▸ **What is required**
Which lines in the records below contain the word "values"? Copy each of them.

▸ **Data provided**
----

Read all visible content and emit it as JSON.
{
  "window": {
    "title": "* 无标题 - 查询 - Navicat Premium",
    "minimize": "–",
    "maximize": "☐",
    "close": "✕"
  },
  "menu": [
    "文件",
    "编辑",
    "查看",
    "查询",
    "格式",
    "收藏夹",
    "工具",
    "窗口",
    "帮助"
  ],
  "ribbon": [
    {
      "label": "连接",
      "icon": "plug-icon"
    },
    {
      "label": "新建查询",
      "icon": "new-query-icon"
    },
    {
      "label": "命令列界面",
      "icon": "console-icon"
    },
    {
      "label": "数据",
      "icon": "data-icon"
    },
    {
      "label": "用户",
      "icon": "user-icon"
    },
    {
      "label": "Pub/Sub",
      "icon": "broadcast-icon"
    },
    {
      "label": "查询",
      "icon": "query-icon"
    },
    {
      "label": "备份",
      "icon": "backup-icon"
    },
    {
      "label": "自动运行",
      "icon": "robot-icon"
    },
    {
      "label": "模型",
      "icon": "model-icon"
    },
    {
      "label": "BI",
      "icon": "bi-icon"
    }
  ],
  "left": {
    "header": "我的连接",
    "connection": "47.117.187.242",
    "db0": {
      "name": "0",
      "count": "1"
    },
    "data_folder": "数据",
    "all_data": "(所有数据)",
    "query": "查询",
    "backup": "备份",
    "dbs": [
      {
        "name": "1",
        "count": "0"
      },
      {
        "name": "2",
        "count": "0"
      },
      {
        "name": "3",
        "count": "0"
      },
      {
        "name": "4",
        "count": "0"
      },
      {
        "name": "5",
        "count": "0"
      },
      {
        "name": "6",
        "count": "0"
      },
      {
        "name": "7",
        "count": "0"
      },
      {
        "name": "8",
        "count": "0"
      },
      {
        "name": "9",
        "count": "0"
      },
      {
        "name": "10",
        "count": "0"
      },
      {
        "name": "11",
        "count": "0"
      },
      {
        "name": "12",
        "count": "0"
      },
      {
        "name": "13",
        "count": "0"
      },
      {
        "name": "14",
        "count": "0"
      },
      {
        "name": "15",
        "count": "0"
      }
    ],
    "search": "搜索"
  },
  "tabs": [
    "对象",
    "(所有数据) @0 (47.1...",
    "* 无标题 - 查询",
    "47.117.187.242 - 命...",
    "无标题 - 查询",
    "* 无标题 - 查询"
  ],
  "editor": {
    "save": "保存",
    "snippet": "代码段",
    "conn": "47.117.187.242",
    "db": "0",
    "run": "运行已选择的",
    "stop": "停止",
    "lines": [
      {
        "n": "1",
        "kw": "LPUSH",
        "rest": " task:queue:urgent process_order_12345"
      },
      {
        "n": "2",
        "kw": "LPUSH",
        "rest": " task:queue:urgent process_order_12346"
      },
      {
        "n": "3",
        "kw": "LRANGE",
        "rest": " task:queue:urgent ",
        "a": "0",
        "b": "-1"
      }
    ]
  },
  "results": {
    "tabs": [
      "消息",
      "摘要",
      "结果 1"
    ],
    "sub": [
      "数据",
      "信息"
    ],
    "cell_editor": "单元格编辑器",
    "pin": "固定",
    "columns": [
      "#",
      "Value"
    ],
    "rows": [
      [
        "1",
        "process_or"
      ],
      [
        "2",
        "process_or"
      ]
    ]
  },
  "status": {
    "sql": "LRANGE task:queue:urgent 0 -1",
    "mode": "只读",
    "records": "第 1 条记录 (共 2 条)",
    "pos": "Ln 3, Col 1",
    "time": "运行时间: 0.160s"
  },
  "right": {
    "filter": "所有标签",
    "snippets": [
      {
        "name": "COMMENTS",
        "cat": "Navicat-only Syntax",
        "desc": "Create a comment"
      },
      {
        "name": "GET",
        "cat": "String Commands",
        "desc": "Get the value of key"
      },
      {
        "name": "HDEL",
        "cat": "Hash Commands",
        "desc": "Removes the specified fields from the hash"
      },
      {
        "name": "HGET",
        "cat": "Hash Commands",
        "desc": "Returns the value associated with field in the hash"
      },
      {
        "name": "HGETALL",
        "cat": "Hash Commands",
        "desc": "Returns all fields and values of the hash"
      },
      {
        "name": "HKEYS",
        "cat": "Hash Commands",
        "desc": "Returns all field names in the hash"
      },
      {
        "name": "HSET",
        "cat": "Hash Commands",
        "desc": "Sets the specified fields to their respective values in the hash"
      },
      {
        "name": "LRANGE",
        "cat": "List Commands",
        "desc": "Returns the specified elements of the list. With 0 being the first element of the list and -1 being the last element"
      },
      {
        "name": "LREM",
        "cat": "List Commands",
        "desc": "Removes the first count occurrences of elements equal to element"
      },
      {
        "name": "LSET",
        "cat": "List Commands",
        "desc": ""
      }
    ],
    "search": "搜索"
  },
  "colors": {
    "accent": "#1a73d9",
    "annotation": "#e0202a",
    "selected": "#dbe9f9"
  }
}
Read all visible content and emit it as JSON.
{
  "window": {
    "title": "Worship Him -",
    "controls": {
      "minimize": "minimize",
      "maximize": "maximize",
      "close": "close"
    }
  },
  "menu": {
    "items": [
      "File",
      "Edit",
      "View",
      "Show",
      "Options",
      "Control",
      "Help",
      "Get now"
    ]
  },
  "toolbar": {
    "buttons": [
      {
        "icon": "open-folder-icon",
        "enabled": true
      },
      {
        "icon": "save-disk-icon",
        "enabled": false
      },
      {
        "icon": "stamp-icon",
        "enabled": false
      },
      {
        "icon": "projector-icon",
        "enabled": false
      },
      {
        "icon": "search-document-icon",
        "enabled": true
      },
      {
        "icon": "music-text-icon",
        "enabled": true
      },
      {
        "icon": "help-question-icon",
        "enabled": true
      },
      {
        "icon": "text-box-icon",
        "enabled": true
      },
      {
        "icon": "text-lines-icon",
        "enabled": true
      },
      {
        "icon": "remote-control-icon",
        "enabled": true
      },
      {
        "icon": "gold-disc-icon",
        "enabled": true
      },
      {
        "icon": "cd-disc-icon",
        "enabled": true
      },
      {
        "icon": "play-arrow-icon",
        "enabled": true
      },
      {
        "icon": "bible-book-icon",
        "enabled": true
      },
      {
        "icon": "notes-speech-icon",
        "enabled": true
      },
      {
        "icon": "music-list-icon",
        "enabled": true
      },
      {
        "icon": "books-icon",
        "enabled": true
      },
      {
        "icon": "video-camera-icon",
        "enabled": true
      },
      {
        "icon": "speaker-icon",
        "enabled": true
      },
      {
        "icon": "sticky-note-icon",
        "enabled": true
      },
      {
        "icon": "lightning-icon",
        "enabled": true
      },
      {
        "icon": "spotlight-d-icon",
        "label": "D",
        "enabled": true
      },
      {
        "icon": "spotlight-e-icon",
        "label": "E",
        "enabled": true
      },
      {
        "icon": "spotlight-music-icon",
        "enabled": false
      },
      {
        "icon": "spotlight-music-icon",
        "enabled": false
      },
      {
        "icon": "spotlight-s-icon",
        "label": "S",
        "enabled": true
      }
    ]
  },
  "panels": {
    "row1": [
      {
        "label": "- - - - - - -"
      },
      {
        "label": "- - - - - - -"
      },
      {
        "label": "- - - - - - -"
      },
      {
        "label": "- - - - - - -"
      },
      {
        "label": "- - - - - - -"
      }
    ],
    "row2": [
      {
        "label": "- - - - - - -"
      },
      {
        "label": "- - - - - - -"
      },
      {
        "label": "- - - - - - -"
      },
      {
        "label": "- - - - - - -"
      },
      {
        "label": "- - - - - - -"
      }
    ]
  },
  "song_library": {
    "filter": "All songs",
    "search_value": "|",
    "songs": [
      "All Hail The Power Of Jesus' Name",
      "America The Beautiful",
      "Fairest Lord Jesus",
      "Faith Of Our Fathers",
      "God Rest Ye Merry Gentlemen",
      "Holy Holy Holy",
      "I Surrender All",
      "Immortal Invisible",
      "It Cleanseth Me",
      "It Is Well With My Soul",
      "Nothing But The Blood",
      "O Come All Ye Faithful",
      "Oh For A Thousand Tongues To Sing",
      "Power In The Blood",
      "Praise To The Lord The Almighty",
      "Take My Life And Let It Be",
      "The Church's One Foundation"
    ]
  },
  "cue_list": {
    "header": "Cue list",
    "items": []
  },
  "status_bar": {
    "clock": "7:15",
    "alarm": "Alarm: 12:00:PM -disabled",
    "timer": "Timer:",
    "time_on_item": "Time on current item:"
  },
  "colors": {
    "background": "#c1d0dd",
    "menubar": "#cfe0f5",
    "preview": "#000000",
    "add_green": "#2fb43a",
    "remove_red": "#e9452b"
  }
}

----

▸ **Completed task**
        "desc": "Returns all fields and values of the hash"
        "desc": "Sets the specified fields to their respective values in the hash"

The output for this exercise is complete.